**Extracted entries**
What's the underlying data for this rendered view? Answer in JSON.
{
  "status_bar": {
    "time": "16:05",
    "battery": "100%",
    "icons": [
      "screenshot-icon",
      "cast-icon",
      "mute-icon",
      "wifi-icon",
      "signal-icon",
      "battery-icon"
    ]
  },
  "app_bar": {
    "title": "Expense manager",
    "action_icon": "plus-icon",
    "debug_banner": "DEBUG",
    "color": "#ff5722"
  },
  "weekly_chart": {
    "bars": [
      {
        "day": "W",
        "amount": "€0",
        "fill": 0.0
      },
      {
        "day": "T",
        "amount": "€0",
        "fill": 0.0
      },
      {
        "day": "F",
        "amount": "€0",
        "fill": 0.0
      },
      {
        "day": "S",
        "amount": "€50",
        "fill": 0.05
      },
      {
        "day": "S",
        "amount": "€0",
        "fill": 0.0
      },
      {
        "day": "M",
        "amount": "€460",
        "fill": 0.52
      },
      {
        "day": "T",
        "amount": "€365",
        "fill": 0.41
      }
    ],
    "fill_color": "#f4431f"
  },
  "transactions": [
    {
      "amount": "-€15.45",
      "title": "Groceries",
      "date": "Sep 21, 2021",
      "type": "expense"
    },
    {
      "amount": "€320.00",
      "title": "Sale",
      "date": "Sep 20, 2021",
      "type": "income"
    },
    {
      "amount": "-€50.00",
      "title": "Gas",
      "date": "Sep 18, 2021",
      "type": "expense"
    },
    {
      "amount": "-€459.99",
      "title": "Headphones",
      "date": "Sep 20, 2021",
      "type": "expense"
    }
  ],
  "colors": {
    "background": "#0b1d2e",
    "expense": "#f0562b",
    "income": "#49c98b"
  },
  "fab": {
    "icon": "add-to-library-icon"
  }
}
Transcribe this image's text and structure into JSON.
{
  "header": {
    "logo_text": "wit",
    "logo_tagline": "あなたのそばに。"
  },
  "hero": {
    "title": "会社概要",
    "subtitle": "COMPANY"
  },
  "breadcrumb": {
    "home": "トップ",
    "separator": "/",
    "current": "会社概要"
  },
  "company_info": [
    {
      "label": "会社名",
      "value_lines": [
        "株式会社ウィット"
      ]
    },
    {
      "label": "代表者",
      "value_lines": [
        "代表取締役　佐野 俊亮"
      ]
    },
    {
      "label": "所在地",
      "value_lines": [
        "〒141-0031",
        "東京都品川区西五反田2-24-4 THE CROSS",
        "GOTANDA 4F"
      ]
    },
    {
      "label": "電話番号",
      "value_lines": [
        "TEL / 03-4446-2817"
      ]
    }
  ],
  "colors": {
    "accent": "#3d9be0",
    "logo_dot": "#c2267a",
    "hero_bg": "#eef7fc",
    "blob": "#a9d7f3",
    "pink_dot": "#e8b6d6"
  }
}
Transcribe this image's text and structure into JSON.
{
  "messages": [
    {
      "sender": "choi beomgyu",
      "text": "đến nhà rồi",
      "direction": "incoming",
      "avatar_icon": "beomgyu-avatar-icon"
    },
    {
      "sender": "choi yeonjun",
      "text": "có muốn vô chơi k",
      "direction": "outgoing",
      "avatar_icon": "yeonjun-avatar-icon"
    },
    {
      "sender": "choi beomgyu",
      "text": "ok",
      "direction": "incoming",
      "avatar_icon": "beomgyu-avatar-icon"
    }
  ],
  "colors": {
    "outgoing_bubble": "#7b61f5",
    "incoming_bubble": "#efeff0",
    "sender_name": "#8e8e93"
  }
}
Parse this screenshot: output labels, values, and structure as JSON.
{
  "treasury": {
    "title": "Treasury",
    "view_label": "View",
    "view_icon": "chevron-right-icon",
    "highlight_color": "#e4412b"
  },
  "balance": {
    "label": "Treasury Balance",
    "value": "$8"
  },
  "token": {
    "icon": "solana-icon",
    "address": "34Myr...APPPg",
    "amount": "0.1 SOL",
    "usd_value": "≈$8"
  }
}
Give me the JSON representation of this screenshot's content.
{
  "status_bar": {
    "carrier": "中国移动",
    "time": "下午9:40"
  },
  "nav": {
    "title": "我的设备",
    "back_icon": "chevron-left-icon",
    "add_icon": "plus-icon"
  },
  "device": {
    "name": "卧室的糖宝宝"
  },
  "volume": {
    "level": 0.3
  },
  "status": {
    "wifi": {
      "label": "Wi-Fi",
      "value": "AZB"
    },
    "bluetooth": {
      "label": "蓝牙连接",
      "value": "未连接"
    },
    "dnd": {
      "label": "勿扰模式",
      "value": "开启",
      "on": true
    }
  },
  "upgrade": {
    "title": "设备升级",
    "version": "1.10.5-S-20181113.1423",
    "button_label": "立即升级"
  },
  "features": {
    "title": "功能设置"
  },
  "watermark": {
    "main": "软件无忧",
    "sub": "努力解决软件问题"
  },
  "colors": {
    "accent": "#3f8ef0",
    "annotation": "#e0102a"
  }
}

**What is being asked**
Above are the records; retype them all without a single difference.

**Correct output**
What's the underlying data for this rendered view? Answer in JSON.
{
  "status_bar": {
    "time": "16:05",
    "battery": "100%",
    "icons": [
      "screenshot-icon",
      "cast-icon",
      "mute-icon",
      "wifi-icon",
      "signal-icon",
      "battery-icon"
    ]
  },
  "app_bar": {
    "title": "Expense manager",
    "action_icon": "plus-icon",
    "debug_banner": "DEBUG",
    "color": "#ff5722"
  },
  "weekly_chart": {
    "bars": [
      {
        "day": "W",
        "amount": "€0",
        "fill": 0.0
      },
      {
        "day": "T",
        "amount": "€0",
        "fill": 0.0
      },
      {
        "day": "F",
        "amount": "€0",
        "fill": 0.0
      },
      {
        "day": "S",
        "amount": "€50",
        "fill": 0.05
      },
      {
        "day": "S",
        "amount": "€0",
        "fill": 0.0
      },
      {
        "day": "M",
        "amount": "€460",
        "fill": 0.52
      },
      {
        "day": "T",
        "amount": "€365",
        "fill": 0.41
      }
    ],
    "fill_color": "#f4431f"
  },
  "transactions": [
    {
      "amount": "-€15.45",
      "title": "Groceries",
      "date": "Sep 21, 2021",
      "type": "expense"
    },
    {
      "amount": "€320.00",
      "title": "Sale",
      "date": "Sep 20, 2021",
      "type": "income"
    },
    {
      "amount": "-€50.00",
      "title": "Gas",
      "date": "Sep 18, 2021",
      "type": "expense"
    },
    {
      "amount": "-€459.99",
      "title": "Headphones",
      "date": "Sep 20, 2021",
      "type": "expense"
    }
  ],
  "colors": {
    "background": "#0b1d2e",
    "expense": "#f0562b",
    "income": "#49c98b"
  },
  "fab": {
    "icon": "add-to-library-icon"
  }
}
Transcribe this image's text and structure into JSON.
{
  "header": {
    "logo_text": "wit",
    "logo_tagline": "あなたのそばに。"
  },
  "hero": {
    "title": "会社概要",
    "subtitle": "COMPANY"
  },
  "breadcrumb": {
    "home": "トップ",
    "separator": "/",
    "current": "会社概要"
  },
  "company_info": [
    {
      "label": "会社名",
      "value_lines": [
        "株式会社ウィット"
      ]
    },
    {
      "label": "代表者",
      "value_lines": [
        "代表取締役　佐野 俊亮"
      ]
    },
    {
      "label": "所在地",
      "value_lines": [
        "〒141-0031",
        "東京都品川区西五反田2-24-4 THE CROSS",
        "GOTANDA 4F"
      ]
    },
    {
      "label": "電話番号",
      "value_lines": [
        "TEL / 03-4446-2817"
      ]
    }
  ],
  "colors": {
    "accent": "#3d9be0",
    "logo_dot": "#c2267a",
    "hero_bg": "#eef7fc",
    "blob": "#a9d7f3",
    "pink_dot": "#e8b6d6"
  }
}
Transcribe this image's text and structure into JSON.
{
  "messages": [
    {
      "sender": "choi beomgyu",
      "text": "đến nhà rồi",
      "direction": "incoming",
      "avatar_icon": "beomgyu-avatar-icon"
    },
    {
      "sender": "choi yeonjun",
      "text": "có muốn vô chơi k",
      "direction": "outgoing",
      "avatar_icon": "yeonjun-avatar-icon"
    },
    {
      "sender": "choi beomgyu",
      "text": "ok",
      "direction": "incoming",
      "avatar_icon": "beomgyu-avatar-icon"
    }
  ],
  "colors": {
    "outgoing_bubble": "#7b61f5",
    "incoming_bubble": "#efeff0",
    "sender_name": "#8e8e93"
  }
}
Parse this screenshot: output labels, values, and structure as JSON.
{
  "treasury": {
    "title": "Treasury",
    "view_label": "View",
    "view_icon": "chevron-right-icon",
    "highlight_color": "#e4412b"
  },
  "balance": {
    "label": "Treasury Balance",
    "value": "$8"
  },
  "token": {
    "icon": "solana-icon",
    "address": "34Myr...APPPg",
    "amount": "0.1 SOL",
    "usd_value": "≈$8"
  }
}
Give me the JSON representation of this screenshot's content.
{
  "status_bar": {
    "carrier": "中国移动",
    "time": "下午9:40"
  },
  "nav": {
    "title": "我的设备",
    "back_icon": "chevron-left-icon",
    "add_icon": "plus-icon"
  },
  "device": {
    "name": "卧室的糖宝宝"
  },
  "volume": {
    "level": 0.3
  },
  "status": {
    "wifi": {
      "label": "Wi-Fi",
      "value": "AZB"
    },
    "bluetooth": {
      "label": "蓝牙连接",
      "value": "未连接"
    },
    "dnd": {
      "label": "勿扰模式",
      "value": "开启",
      "on": true
    }
  },
  "upgrade": {
    "title": "设备升级",
    "version": "1.10.5-S-20181113.1423",
    "button_label": "立即升级"
  },
  "features": {
    "title": "功能设置"
  },
  "watermark": {
    "main": "软件无忧",
    "sub": "努力解决软件问题"
  },
  "colors": {
    "accent": "#3f8ef0",
    "annotation": "#e0102a"
  }
}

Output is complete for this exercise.